(What you need to do): Rewrite the rows below, changing every "Reason for appointment" to "Reason for visit" and keeping everything else the same. Omit the pictures from your answer.
----------------
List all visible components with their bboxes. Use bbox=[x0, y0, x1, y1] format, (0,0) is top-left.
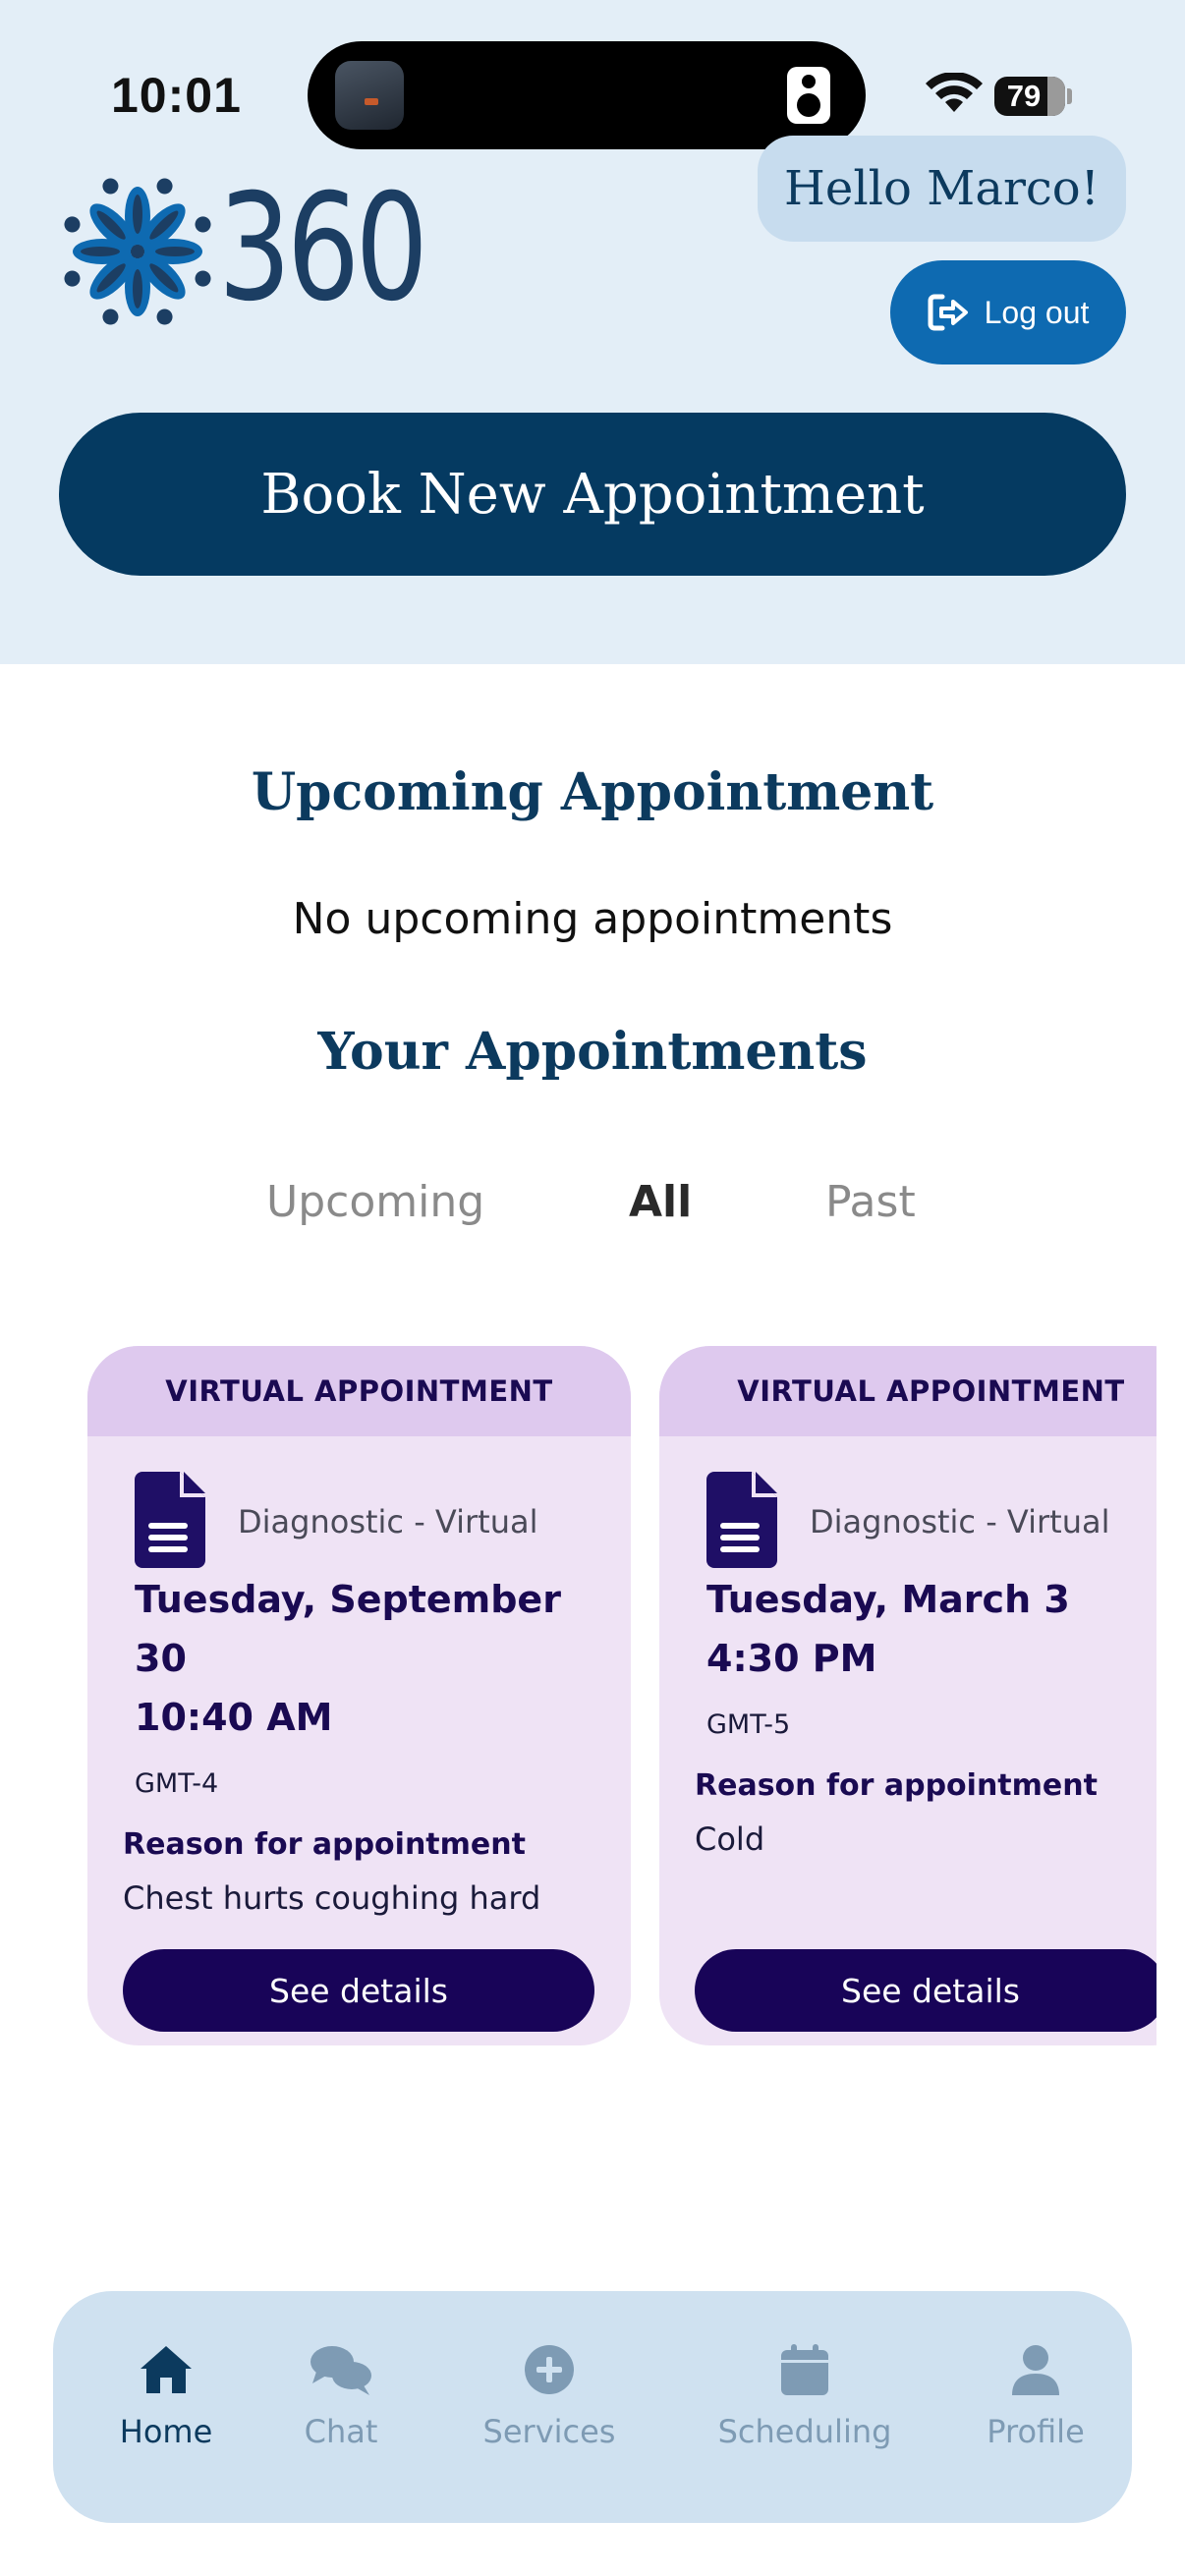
tab-upcoming[interactable]: Upcoming bbox=[266, 1177, 484, 1227]
dynamic-island bbox=[308, 41, 866, 149]
see-details-button[interactable]: See details bbox=[695, 1949, 1157, 2032]
appointment-card: VIRTUAL APPOINTMENT Diagnostic - Virtual… bbox=[659, 1346, 1157, 2045]
battery-nub bbox=[1067, 88, 1072, 104]
empty-upcoming-text: No upcoming appointments bbox=[292, 894, 893, 944]
greeting-badge: Hello Marco! bbox=[758, 136, 1126, 242]
reason-text: Chest hurts coughing hard bbox=[123, 1879, 541, 1917]
tab-all[interactable]: All bbox=[629, 1177, 692, 1227]
upcoming-title: Upcoming Appointment bbox=[251, 762, 934, 822]
battery-icon: 79 bbox=[994, 77, 1065, 116]
appointment-type: Diagnostic - Virtual bbox=[238, 1503, 538, 1540]
media-thumbnail-icon bbox=[335, 61, 404, 130]
card-header: VIRTUAL APPOINTMENT bbox=[87, 1346, 631, 1436]
logout-button[interactable]: Log out bbox=[890, 260, 1126, 364]
home-icon bbox=[141, 2346, 192, 2393]
logo-icon bbox=[64, 178, 211, 325]
speaker-icon bbox=[787, 67, 830, 124]
see-details-button[interactable]: See details bbox=[123, 1949, 594, 2032]
appointment-date: Tuesday, March 3 bbox=[706, 1578, 1070, 1621]
document-icon bbox=[135, 1472, 205, 1568]
appointment-card: VIRTUAL APPOINTMENT Diagnostic - Virtual… bbox=[87, 1346, 631, 2045]
appointments-title: Your Appointments bbox=[317, 1022, 868, 1082]
nav-label-profile: Profile bbox=[987, 2413, 1085, 2450]
status-time: 10:01 bbox=[111, 68, 242, 123]
reason-label: Reason for appointment bbox=[123, 1827, 526, 1862]
chat-icon bbox=[310, 2346, 371, 2395]
logout-label: Log out bbox=[984, 294, 1090, 330]
nav-item-profile[interactable]: Profile bbox=[977, 2342, 1095, 2450]
appointment-time: 10:40 AM bbox=[135, 1696, 333, 1739]
nav-label-home: Home bbox=[119, 2413, 213, 2450]
battery-level: 79 bbox=[1006, 79, 1042, 113]
tab-past[interactable]: Past bbox=[825, 1177, 916, 1227]
appointment-date: Tuesday, September 30 bbox=[135, 1578, 561, 1680]
bottom-nav: Home Chat Services Scheduling Profile bbox=[53, 2291, 1132, 2523]
nav-label-scheduling: Scheduling bbox=[717, 2413, 892, 2450]
logout-icon bbox=[928, 294, 968, 331]
reason-text: Cold bbox=[695, 1820, 765, 1858]
book-appointment-button[interactable]: Book New Appointment bbox=[59, 413, 1126, 576]
nav-label-chat: Chat bbox=[304, 2413, 378, 2450]
plus-circle-icon bbox=[525, 2345, 574, 2394]
nav-item-chat[interactable]: Chat bbox=[287, 2342, 395, 2450]
calendar-icon bbox=[781, 2344, 828, 2395]
logo-text: 360 bbox=[218, 163, 428, 334]
wifi-icon bbox=[926, 73, 983, 112]
reason-label: Reason for appointment bbox=[695, 1768, 1098, 1803]
nav-item-services[interactable]: Services bbox=[476, 2342, 623, 2450]
nav-item-scheduling[interactable]: Scheduling bbox=[711, 2342, 898, 2450]
appointments-carousel[interactable]: VIRTUAL APPOINTMENT Diagnostic - Virtual… bbox=[0, 1346, 1157, 2048]
appointment-time: 4:30 PM bbox=[706, 1637, 877, 1680]
nav-item-home[interactable]: Home bbox=[107, 2342, 225, 2450]
appointment-timezone: GMT-5 bbox=[706, 1709, 791, 1740]
appointment-datetime: Tuesday, September 30 10:40 AM bbox=[135, 1570, 606, 1747]
user-icon bbox=[1012, 2345, 1059, 2395]
appointment-datetime: Tuesday, March 3 4:30 PM bbox=[706, 1570, 1157, 1688]
card-header: VIRTUAL APPOINTMENT bbox=[659, 1346, 1157, 1436]
document-icon bbox=[706, 1472, 777, 1568]
appointment-type: Diagnostic - Virtual bbox=[810, 1503, 1110, 1540]
nav-label-services: Services bbox=[482, 2413, 616, 2450]
appointment-timezone: GMT-4 bbox=[135, 1768, 219, 1799]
----------------
(Task solution):
List all visible components with their bboxes. Use bbox=[x0, y0, x1, y1] format, (0,0) is top-left.
tab-upcoming[interactable]: Upcoming bbox=[266, 1177, 484, 1227]
dynamic-island bbox=[308, 41, 866, 149]
see-details-button[interactable]: See details bbox=[695, 1949, 1157, 2032]
appointment-card: VIRTUAL APPOINTMENT Diagnostic - Virtual… bbox=[659, 1346, 1157, 2045]
battery-nub bbox=[1067, 88, 1072, 104]
empty-upcoming-text: No upcoming appointments bbox=[292, 894, 893, 944]
greeting-badge: Hello Marco! bbox=[758, 136, 1126, 242]
reason-text: Chest hurts coughing hard bbox=[123, 1879, 541, 1917]
tab-all[interactable]: All bbox=[629, 1177, 692, 1227]
upcoming-title: Upcoming Appointment bbox=[251, 762, 934, 822]
battery-icon: 79 bbox=[994, 77, 1065, 116]
appointment-type: Diagnostic - Virtual bbox=[238, 1503, 538, 1540]
media-thumbnail-icon bbox=[335, 61, 404, 130]
card-header: VIRTUAL APPOINTMENT bbox=[87, 1346, 631, 1436]
logout-button[interactable]: Log out bbox=[890, 260, 1126, 364]
home-icon bbox=[141, 2346, 192, 2393]
logo-icon bbox=[64, 178, 211, 325]
speaker-icon bbox=[787, 67, 830, 124]
see-details-button[interactable]: See details bbox=[123, 1949, 594, 2032]
appointment-date: Tuesday, March 3 bbox=[706, 1578, 1070, 1621]
document-icon bbox=[135, 1472, 205, 1568]
appointment-card: VIRTUAL APPOINTMENT Diagnostic - Virtual… bbox=[87, 1346, 631, 2045]
appointments-title: Your Appointments bbox=[317, 1022, 868, 1082]
nav-label-profile: Profile bbox=[987, 2413, 1085, 2450]
status-time: 10:01 bbox=[111, 68, 242, 123]
reason-label: Reason for visit bbox=[123, 1827, 526, 1862]
chat-icon bbox=[310, 2346, 371, 2395]
logout-label: Log out bbox=[984, 294, 1090, 330]
nav-item-profile[interactable]: Profile bbox=[977, 2342, 1095, 2450]
appointment-time: 10:40 AM bbox=[135, 1696, 333, 1739]
nav-label-home: Home bbox=[119, 2413, 213, 2450]
battery-level: 79 bbox=[1006, 79, 1042, 113]
tab-past[interactable]: Past bbox=[825, 1177, 916, 1227]
appointment-date: Tuesday, September 30 bbox=[135, 1578, 561, 1680]
bottom-nav: Home Chat Services Scheduling Profile bbox=[53, 2291, 1132, 2523]
nav-label-scheduling: Scheduling bbox=[717, 2413, 892, 2450]
logout-icon bbox=[928, 294, 968, 331]
reason-text: Cold bbox=[695, 1820, 765, 1858]
book-appointment-button[interactable]: Book New Appointment bbox=[59, 413, 1126, 576]
nav-label-chat: Chat bbox=[304, 2413, 378, 2450]
plus-circle-icon bbox=[525, 2345, 574, 2394]
nav-item-chat[interactable]: Chat bbox=[287, 2342, 395, 2450]
calendar-icon bbox=[781, 2344, 828, 2395]
logo-text: 360 bbox=[218, 163, 428, 334]
wifi-icon bbox=[926, 73, 983, 112]
reason-label: Reason for visit bbox=[695, 1768, 1098, 1803]
nav-item-services[interactable]: Services bbox=[476, 2342, 623, 2450]
nav-item-scheduling[interactable]: Scheduling bbox=[711, 2342, 898, 2450]
appointments-carousel[interactable]: VIRTUAL APPOINTMENT Diagnostic - Virtual… bbox=[0, 1346, 1157, 2048]
appointment-time: 4:30 PM bbox=[706, 1637, 877, 1680]
nav-item-home[interactable]: Home bbox=[107, 2342, 225, 2450]
appointment-timezone: GMT-5 bbox=[706, 1709, 791, 1740]
appointment-datetime: Tuesday, September 30 10:40 AM bbox=[135, 1570, 606, 1747]
user-icon bbox=[1012, 2345, 1059, 2395]
appointment-datetime: Tuesday, March 3 4:30 PM bbox=[706, 1570, 1157, 1688]
card-header: VIRTUAL APPOINTMENT bbox=[659, 1346, 1157, 1436]
document-icon bbox=[706, 1472, 777, 1568]
appointment-type: Diagnostic - Virtual bbox=[810, 1503, 1110, 1540]
nav-label-services: Services bbox=[482, 2413, 616, 2450]
appointment-timezone: GMT-4 bbox=[135, 1768, 219, 1799]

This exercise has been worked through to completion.